→ **Objective**: Your task is to filter the data below down to the lines holding "avhandlingen".

→ **Provided records**:
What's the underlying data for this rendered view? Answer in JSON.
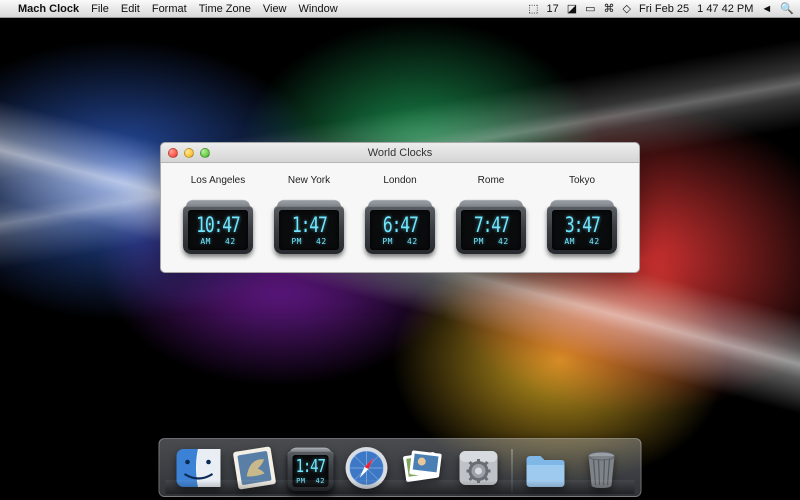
{
  "menubar": {
    "app_name": "Mach Clock",
    "items": [
      "File",
      "Edit",
      "Format",
      "Time Zone",
      "View",
      "Window"
    ],
    "right": {
      "badge_count": "17",
      "date": "Fri Feb 25",
      "time": "1 47 42 PM"
    }
  },
  "window": {
    "title": "World Clocks"
  },
  "clocks": [
    {
      "city": "Los Angeles",
      "time": "10:47",
      "ampm": "AM",
      "seconds": "42"
    },
    {
      "city": "New York",
      "time": "1:47",
      "ampm": "PM",
      "seconds": "42"
    },
    {
      "city": "London",
      "time": "6:47",
      "ampm": "PM",
      "seconds": "42"
    },
    {
      "city": "Rome",
      "time": "7:47",
      "ampm": "PM",
      "seconds": "42"
    },
    {
      "city": "Tokyo",
      "time": "3:47",
      "ampm": "AM",
      "seconds": "42"
    }
  ],
  "dock": {
    "clock": {
      "time": "1:47",
      "ampm": "PM",
      "seconds": "42"
    },
    "items": [
      {
        "name": "finder"
      },
      {
        "name": "mail"
      },
      {
        "name": "mach-clock"
      },
      {
        "name": "safari"
      },
      {
        "name": "iphoto"
      },
      {
        "name": "system-preferences"
      },
      {
        "name": "documents-folder"
      },
      {
        "name": "trash"
      }
    ]
  }
}
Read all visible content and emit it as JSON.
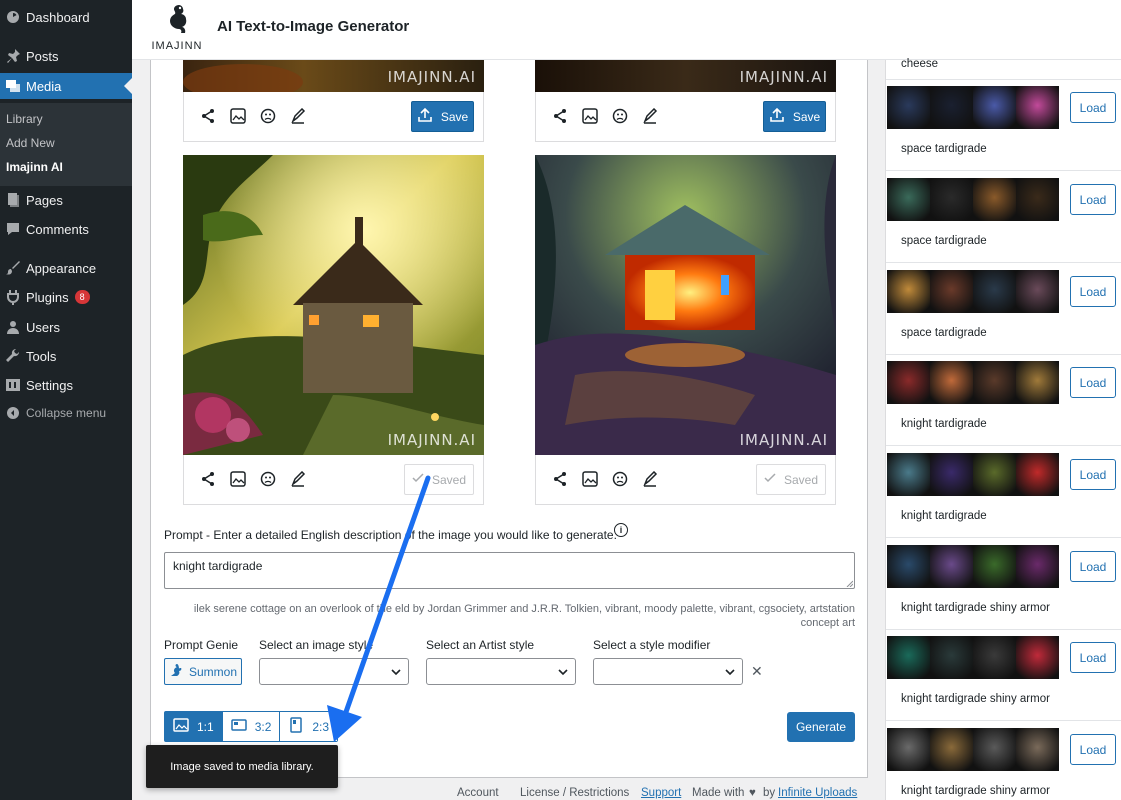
{
  "app": {
    "title": "AI Text-to-Image Generator",
    "logo_text": "IMAJINN",
    "watermark": "IMAJINN.AI"
  },
  "sidebar": {
    "dashboard": "Dashboard",
    "posts": "Posts",
    "media": "Media",
    "media_sub": [
      "Library",
      "Add New",
      "Imajinn AI"
    ],
    "pages": "Pages",
    "comments": "Comments",
    "appearance": "Appearance",
    "plugins": "Plugins",
    "plugins_badge": "8",
    "users": "Users",
    "tools": "Tools",
    "settings": "Settings",
    "collapse": "Collapse menu"
  },
  "images": {
    "save_label": "Save",
    "saved_label": "Saved"
  },
  "form": {
    "prompt_label": "Prompt - Enter a detailed English description of the image you would like to generate.",
    "prompt_value": "knight tardigrade",
    "suggestion": "ilek serene cottage on an overlook of the eld by Jordan Grimmer and J.R.R. Tolkien, vibrant, moody palette, vibrant, cgsociety, artstation concept art",
    "genie_label": "Prompt Genie",
    "summon_label": "Summon",
    "image_style_label": "Select an image style",
    "artist_style_label": "Select an Artist style",
    "modifier_label": "Select a style modifier",
    "ratios": [
      "1:1",
      "3:2",
      "2:3"
    ],
    "generate_label": "Generate"
  },
  "toast": "Image saved to media library.",
  "footer": {
    "account": "Account",
    "license": "License / Restrictions",
    "support": "Support",
    "made_with": "Made with",
    "by": "by",
    "infinite_uploads": "Infinite Uploads"
  },
  "history": [
    {
      "caption": "cheese",
      "load": ""
    },
    {
      "caption": "space tardigrade",
      "load": "Load",
      "colors": [
        "#2a3a5c",
        "#1a2030",
        "#4a5aa8",
        "#c24a9a"
      ]
    },
    {
      "caption": "space tardigrade",
      "load": "Load",
      "colors": [
        "#3a6a5a",
        "#2a2a2a",
        "#8a5a2a",
        "#3a2a1a"
      ]
    },
    {
      "caption": "space tardigrade",
      "load": "Load",
      "colors": [
        "#c08a3a",
        "#6a3a2a",
        "#2a3a4a",
        "#6a4a5a"
      ]
    },
    {
      "caption": "knight tardigrade",
      "load": "Load",
      "colors": [
        "#8a2a2a",
        "#c06a3a",
        "#5a3a2a",
        "#a07a3a"
      ]
    },
    {
      "caption": "knight tardigrade",
      "load": "Load",
      "colors": [
        "#4a7a8a",
        "#3a2a6a",
        "#5a6a2a",
        "#c02a2a"
      ]
    },
    {
      "caption": "knight tardigrade shiny armor",
      "load": "Load",
      "colors": [
        "#2a4a6a",
        "#6a4a8a",
        "#3a6a2a",
        "#6a2a6a"
      ]
    },
    {
      "caption": "knight tardigrade shiny armor",
      "load": "Load",
      "colors": [
        "#1a6a5a",
        "#2a3a3a",
        "#3a3a3a",
        "#c02a3a"
      ]
    },
    {
      "caption": "knight tardigrade shiny armor",
      "load": "Load",
      "colors": [
        "#6a6a6a",
        "#8a6a3a",
        "#5a5a5a",
        "#7a6a5a"
      ]
    }
  ],
  "colors": {
    "accent": "#2271b1",
    "sidebar_bg": "#1d2327",
    "toast_bg": "#1e1e1e",
    "badge": "#d63638"
  }
}
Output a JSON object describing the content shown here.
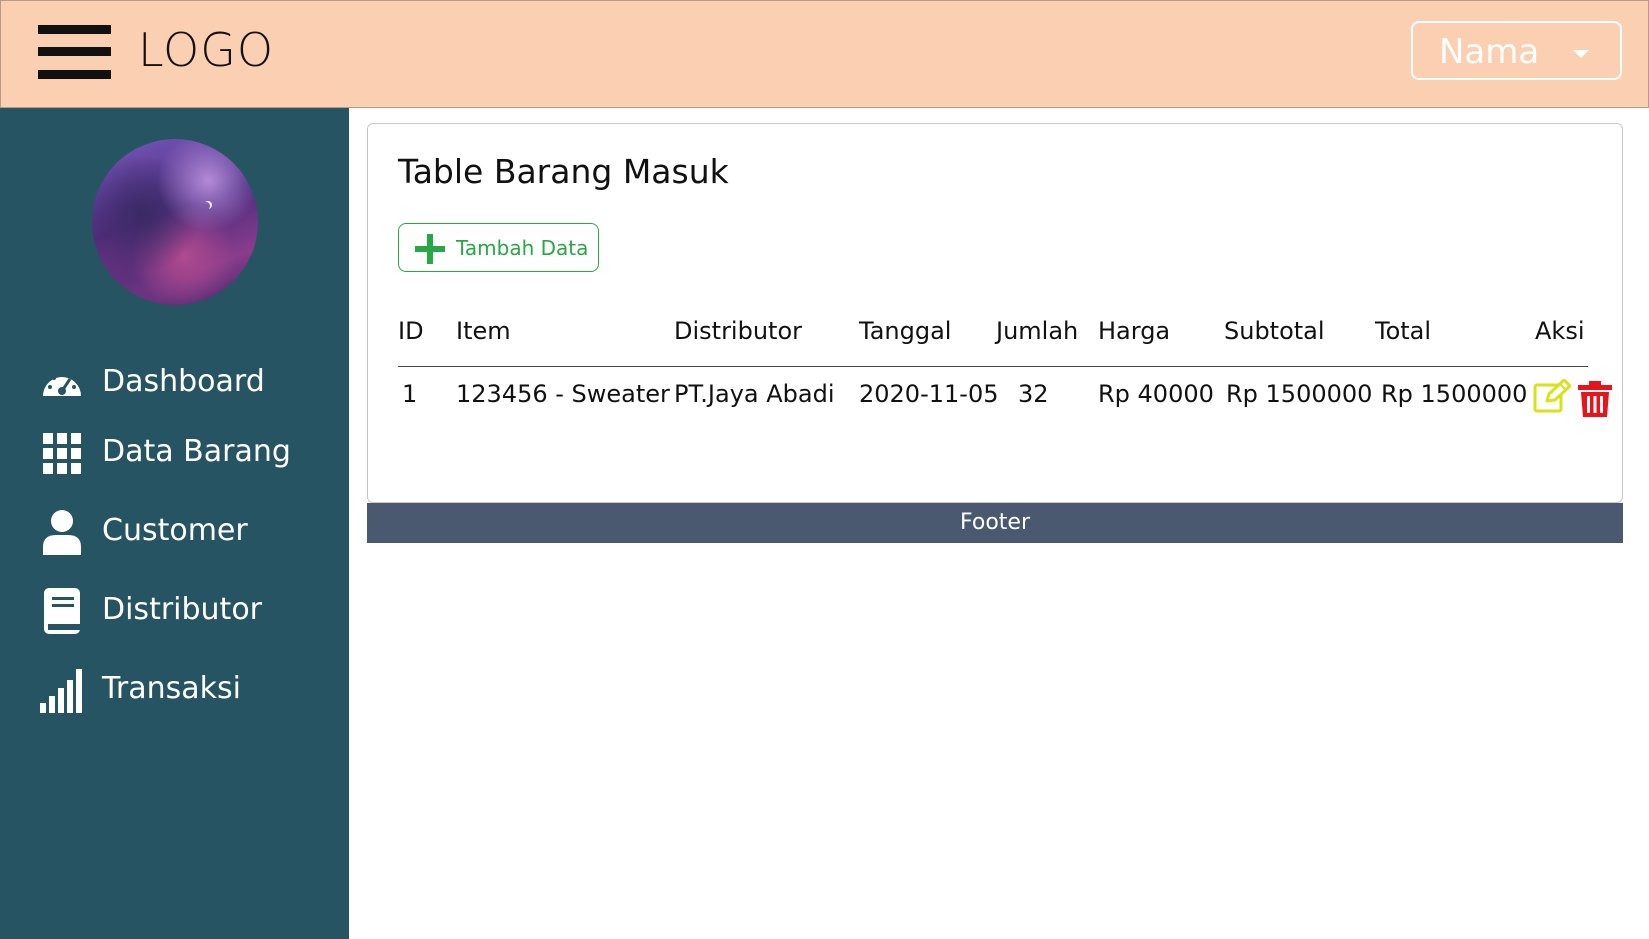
{
  "header": {
    "logo": "LOGO",
    "user_name": "Nama"
  },
  "sidebar": {
    "items": [
      {
        "label": "Dashboard",
        "icon": "dashboard-gauge-icon"
      },
      {
        "label": "Data Barang",
        "icon": "grid-icon"
      },
      {
        "label": "Customer",
        "icon": "user-icon"
      },
      {
        "label": "Distributor",
        "icon": "book-icon"
      },
      {
        "label": "Transaksi",
        "icon": "signal-bars-icon"
      }
    ]
  },
  "main": {
    "title": "Table Barang Masuk",
    "add_button": "Tambah Data",
    "table": {
      "headers": [
        "ID",
        "Item",
        "Distributor",
        "Tanggal",
        "Jumlah",
        "Harga",
        "Subtotal",
        "Total",
        "Aksi"
      ],
      "rows": [
        [
          "1",
          "123456 - Sweater",
          "PT.Jaya Abadi",
          "2020-11-05",
          "32",
          "Rp 40000",
          "Rp 1500000",
          "Rp 1500000"
        ]
      ]
    }
  },
  "footer": {
    "text": "Footer"
  },
  "colors": {
    "header_bg": "#fbcfb1",
    "sidebar_bg": "#275462",
    "footer_bg": "#4a5870",
    "accent_green": "#28a745",
    "edit_yellow": "#d6e21a",
    "delete_red": "#e8141b"
  }
}
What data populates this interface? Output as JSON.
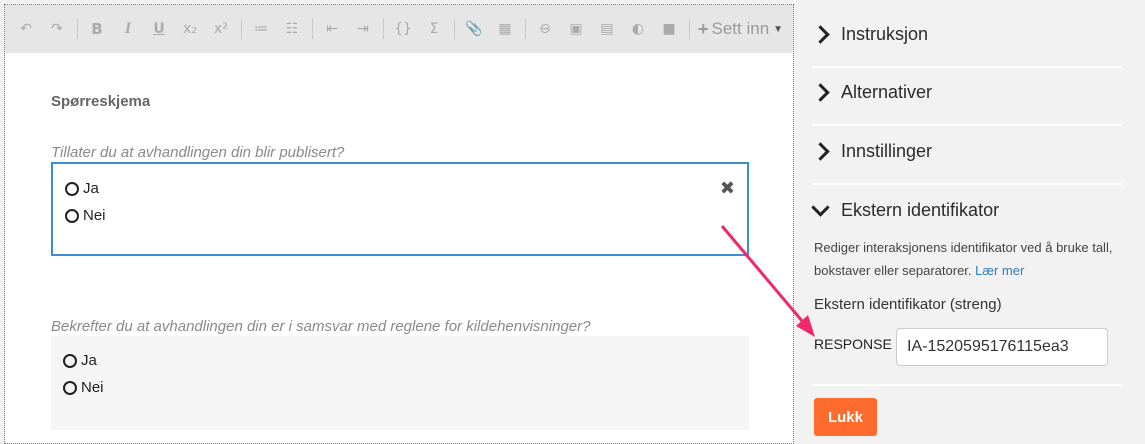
{
  "toolbar": {
    "buttons": [
      "↶",
      "↷",
      "B",
      "I",
      "U",
      "x₂",
      "x²",
      "≔",
      "☷",
      "⇤",
      "⇥",
      "{}",
      "Σ",
      "📎",
      "▦",
      "⊖",
      "▣",
      "▤",
      "◐",
      "■"
    ],
    "insert_label": "Sett inn"
  },
  "editor": {
    "section_title": "Spørreskjema",
    "questions": [
      {
        "label": "Tillater du at avhandlingen din blir publisert?",
        "options": [
          "Ja",
          "Nei"
        ]
      },
      {
        "label": "Bekrefter du at avhandlingen din er i samsvar med reglene for kildehenvisninger?",
        "options": [
          "Ja",
          "Nei"
        ]
      }
    ],
    "delete_icon": "✖"
  },
  "panel": {
    "items": [
      "Instruksjon",
      "Alternativer",
      "Innstillinger",
      "Ekstern identifikator"
    ],
    "description": "Rediger interaksjonens identifikator ved å bruke tall, bokstaver eller separatorer.",
    "learn_more": "Lær mer",
    "sub_label": "Ekstern identifikator (streng)",
    "response_label": "RESPONSE",
    "response_value": "IA-1520595176115ea3",
    "close_label": "Lukk"
  },
  "colors": {
    "accent": "#3b8fd1",
    "button": "#ff6b2c",
    "arrow": "#ee2a6b"
  }
}
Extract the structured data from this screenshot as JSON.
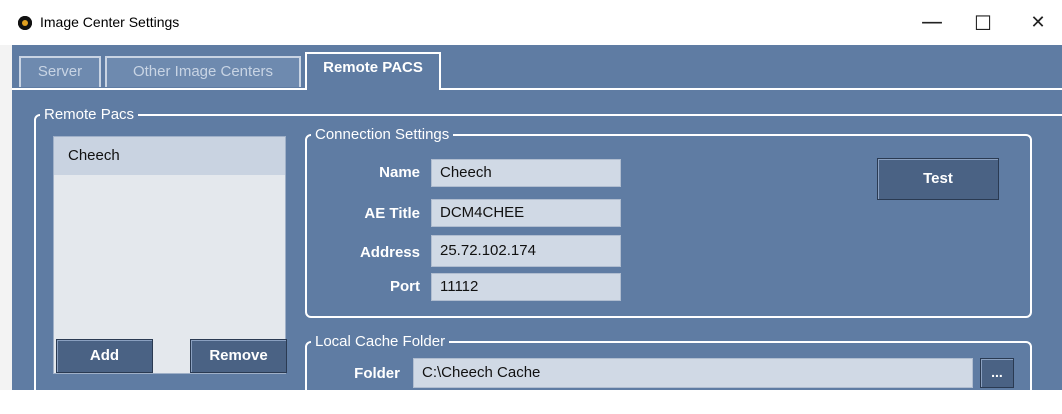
{
  "window": {
    "title": "Image Center Settings",
    "controls": {
      "minimize": "—",
      "maximize": "☐",
      "close": "✕"
    }
  },
  "tabs": [
    {
      "label": "Server",
      "active": false
    },
    {
      "label": "Other Image Centers",
      "active": false
    },
    {
      "label": "Remote PACS",
      "active": true
    }
  ],
  "remote_pacs": {
    "group_label": "Remote Pacs",
    "list": [
      "Cheech"
    ],
    "add_label": "Add",
    "remove_label": "Remove"
  },
  "connection": {
    "group_label": "Connection Settings",
    "name_label": "Name",
    "name_value": "Cheech",
    "ae_title_label": "AE Title",
    "ae_title_value": "DCM4CHEE",
    "address_label": "Address",
    "address_value": "25.72.102.174",
    "port_label": "Port",
    "port_value": "11112",
    "test_label": "Test"
  },
  "cache": {
    "group_label": "Local Cache Folder",
    "folder_label": "Folder",
    "folder_value": "C:\\Cheech Cache",
    "browse_label": "..."
  }
}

→ **Exercise solution**:
        "label": "Tillater du at avhandlingen din blir publisert?",
        "label": "Bekrefter du at avhandlingen din er i samsvar med reglene for kildehenvisninger?",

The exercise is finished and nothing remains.